[Collected data entries]
>> Begin

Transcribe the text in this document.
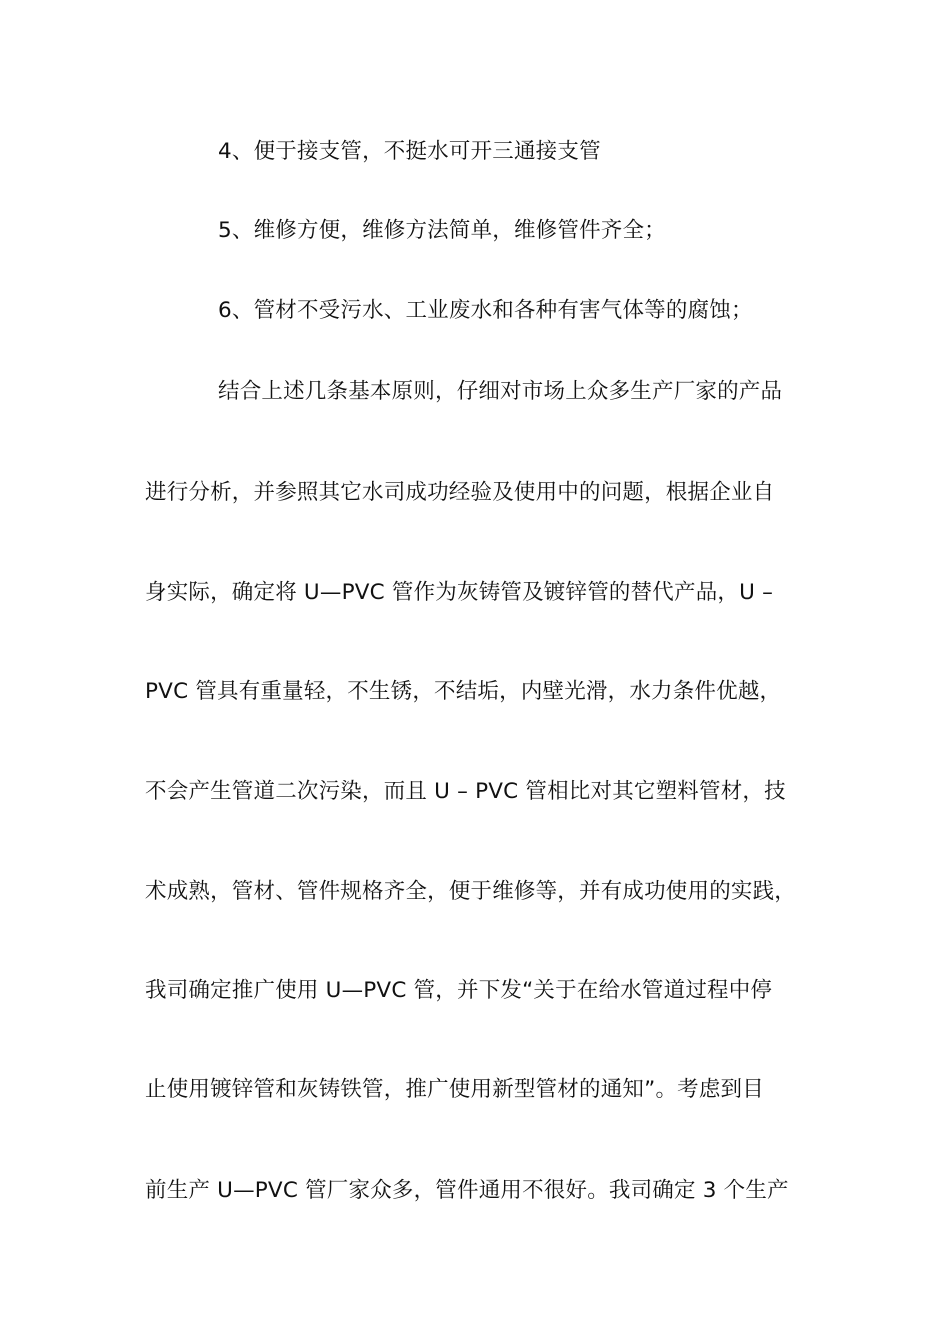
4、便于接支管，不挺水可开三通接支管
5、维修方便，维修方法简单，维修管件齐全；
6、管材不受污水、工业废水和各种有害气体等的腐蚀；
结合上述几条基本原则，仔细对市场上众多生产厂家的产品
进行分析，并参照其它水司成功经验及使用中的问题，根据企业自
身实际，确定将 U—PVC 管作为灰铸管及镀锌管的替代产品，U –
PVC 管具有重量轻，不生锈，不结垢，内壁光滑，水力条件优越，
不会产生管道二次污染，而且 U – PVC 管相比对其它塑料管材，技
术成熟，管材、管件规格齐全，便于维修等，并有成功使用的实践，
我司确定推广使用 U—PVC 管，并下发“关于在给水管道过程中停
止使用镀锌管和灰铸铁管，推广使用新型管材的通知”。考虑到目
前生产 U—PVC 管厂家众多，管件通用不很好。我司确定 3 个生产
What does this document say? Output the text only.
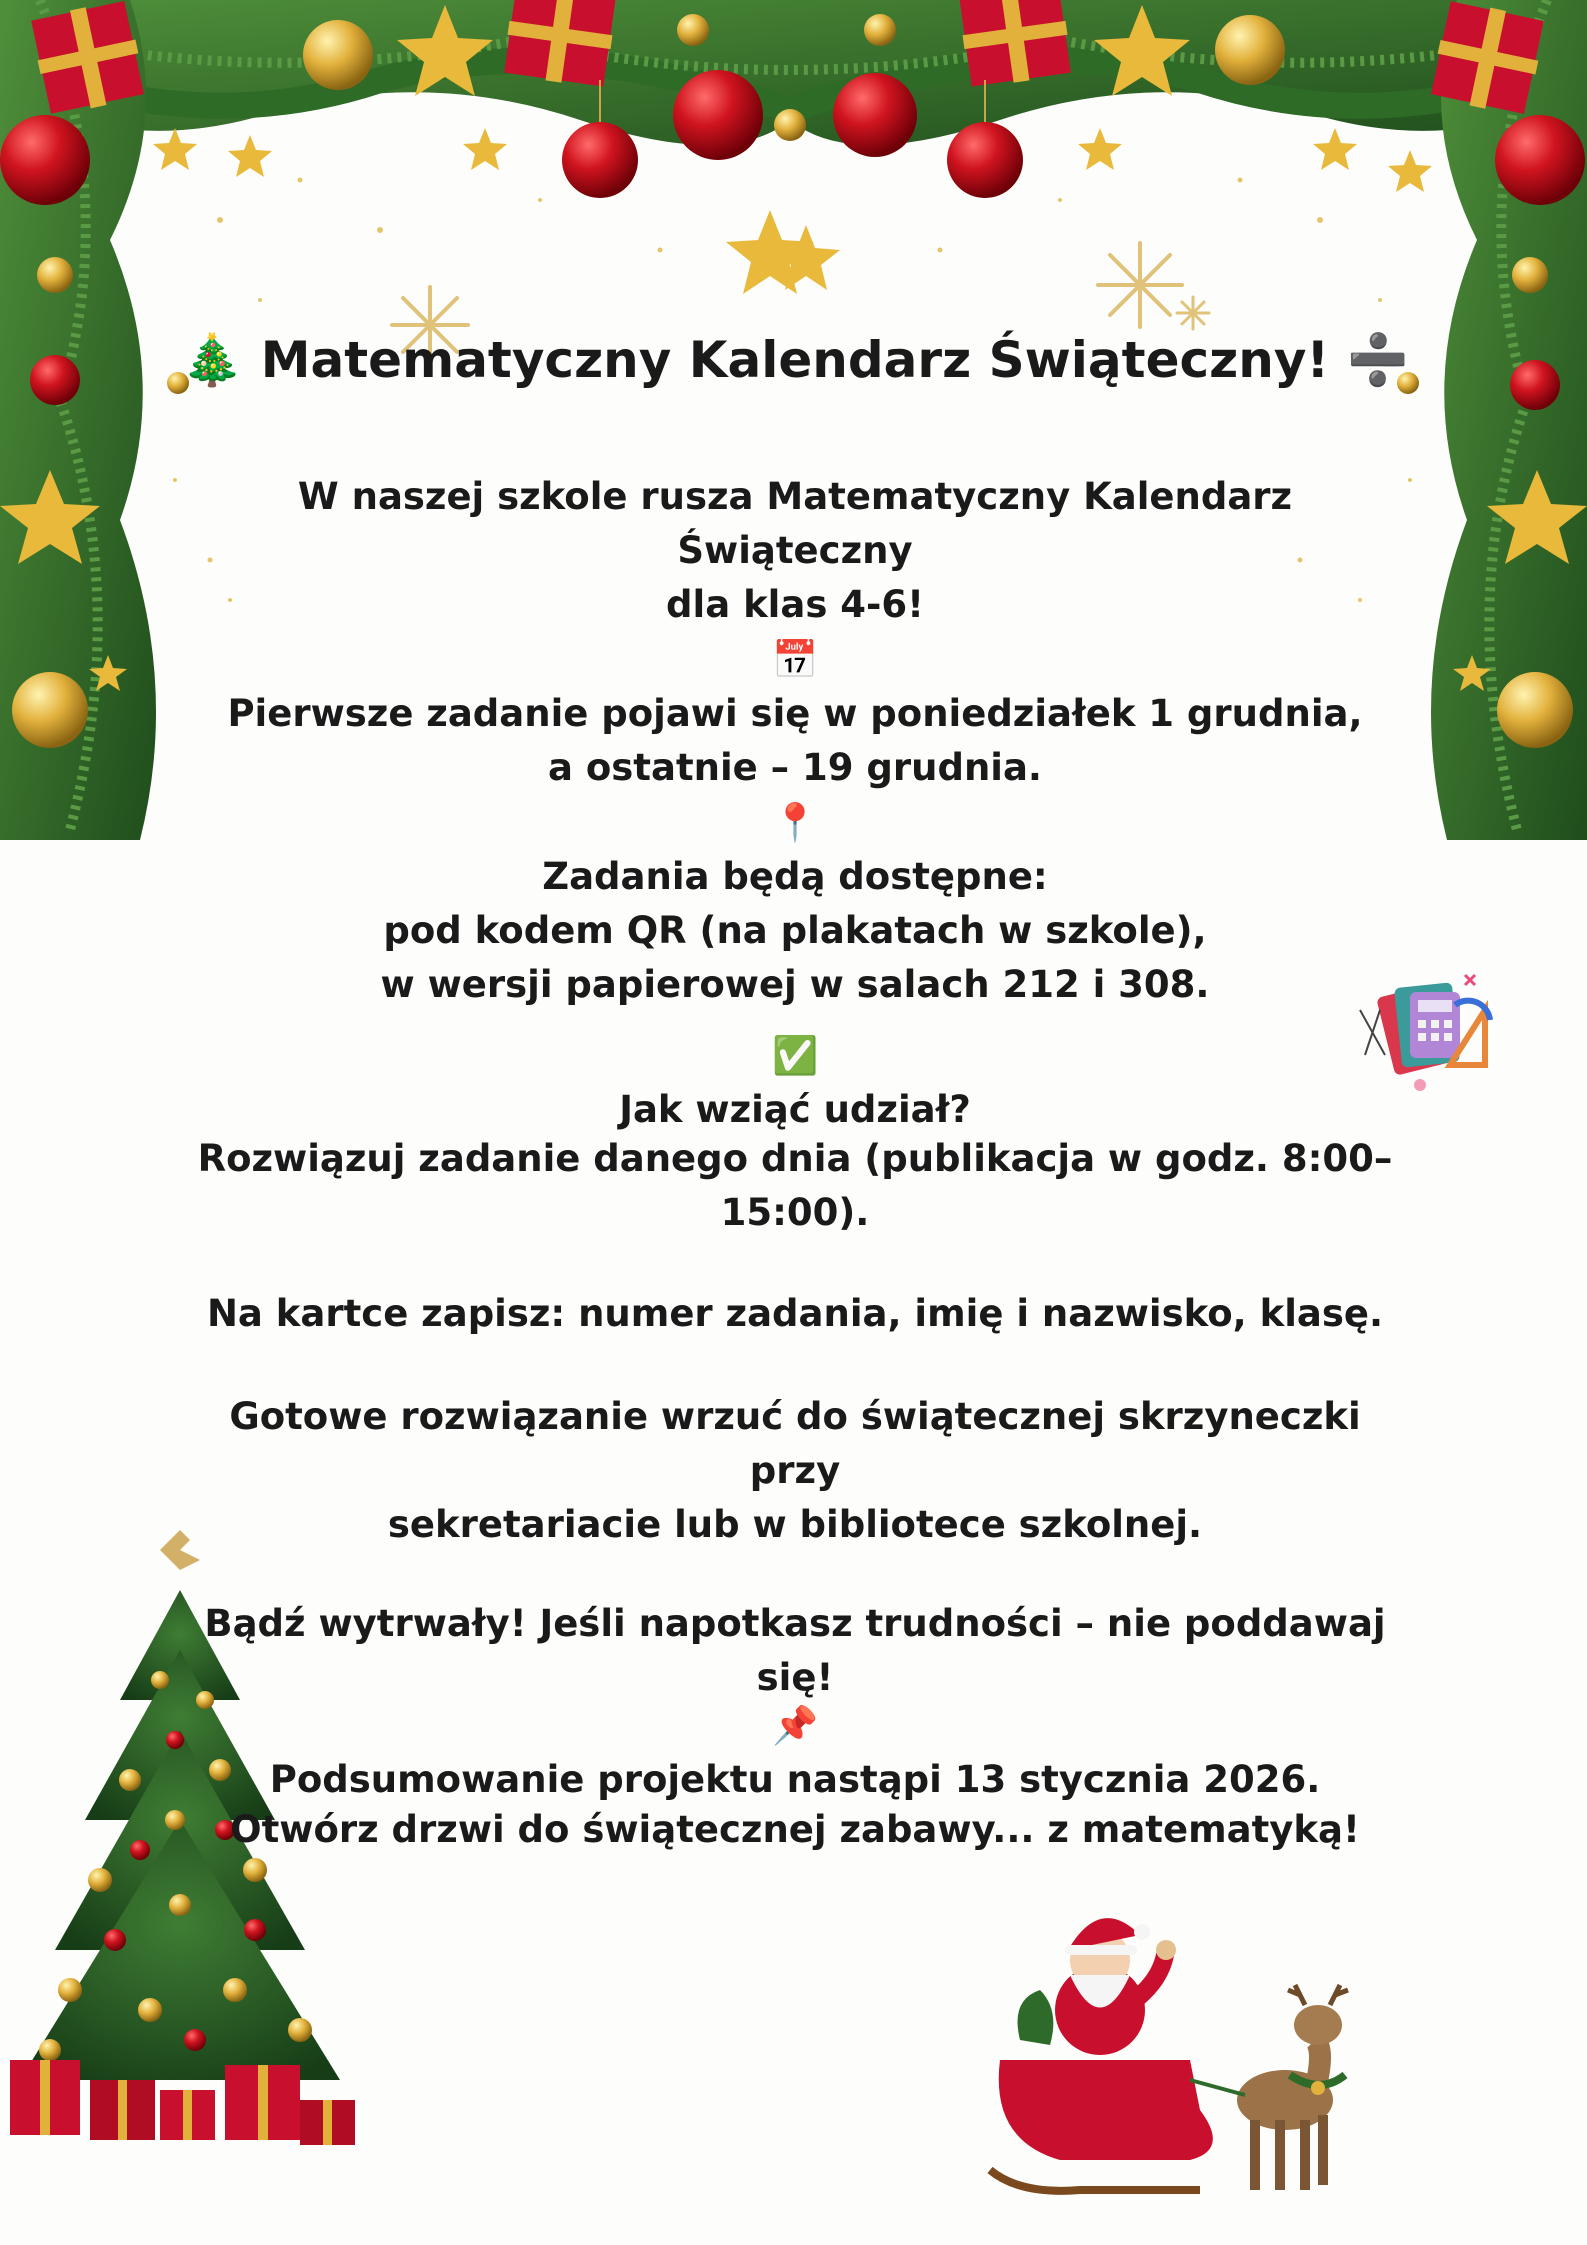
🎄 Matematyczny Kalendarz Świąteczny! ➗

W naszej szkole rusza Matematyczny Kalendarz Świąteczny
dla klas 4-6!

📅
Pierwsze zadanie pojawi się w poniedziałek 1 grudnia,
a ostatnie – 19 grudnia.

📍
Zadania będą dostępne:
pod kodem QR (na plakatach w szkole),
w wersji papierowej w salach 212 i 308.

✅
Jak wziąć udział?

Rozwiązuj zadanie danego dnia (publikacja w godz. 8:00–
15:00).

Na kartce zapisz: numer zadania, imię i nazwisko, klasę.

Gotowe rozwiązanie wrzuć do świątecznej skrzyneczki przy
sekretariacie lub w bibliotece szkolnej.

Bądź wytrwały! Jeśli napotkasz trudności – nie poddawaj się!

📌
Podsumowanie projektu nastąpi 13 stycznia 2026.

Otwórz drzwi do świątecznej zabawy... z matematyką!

>> End

* **Task requirements**
Leave the pictures out and print the records above exactly as they stand.

* **Solution for this exercise**
Transcribe the text in this document.
4、便于接支管，不挺水可开三通接支管
5、维修方便，维修方法简单，维修管件齐全；
6、管材不受污水、工业废水和各种有害气体等的腐蚀；
结合上述几条基本原则，仔细对市场上众多生产厂家的产品
进行分析，并参照其它水司成功经验及使用中的问题，根据企业自
身实际，确定将 U—PVC 管作为灰铸管及镀锌管的替代产品，U –
PVC 管具有重量轻，不生锈，不结垢，内壁光滑，水力条件优越，
不会产生管道二次污染，而且 U – PVC 管相比对其它塑料管材，技
术成熟，管材、管件规格齐全，便于维修等，并有成功使用的实践，
我司确定推广使用 U—PVC 管，并下发“关于在给水管道过程中停
止使用镀锌管和灰铸铁管，推广使用新型管材的通知”。考虑到目
前生产 U—PVC 管厂家众多，管件通用不很好。我司确定 3 个生产
What does this document say? Output the text only.
🎄 Matematyczny Kalendarz Świąteczny! ➗

W naszej szkole rusza Matematyczny Kalendarz Świąteczny
dla klas 4-6!

📅
Pierwsze zadanie pojawi się w poniedziałek 1 grudnia,
a ostatnie – 19 grudnia.

📍
Zadania będą dostępne:
pod kodem QR (na plakatach w szkole),
w wersji papierowej w salach 212 i 308.

✅
Jak wziąć udział?

Rozwiązuj zadanie danego dnia (publikacja w godz. 8:00–
15:00).

Na kartce zapisz: numer zadania, imię i nazwisko, klasę.

Gotowe rozwiązanie wrzuć do świątecznej skrzyneczki przy
sekretariacie lub w bibliotece szkolnej.

Bądź wytrwały! Jeśli napotkasz trudności – nie poddawaj się!

📌
Podsumowanie projektu nastąpi 13 stycznia 2026.

Otwórz drzwi do świątecznej zabawy... z matematyką!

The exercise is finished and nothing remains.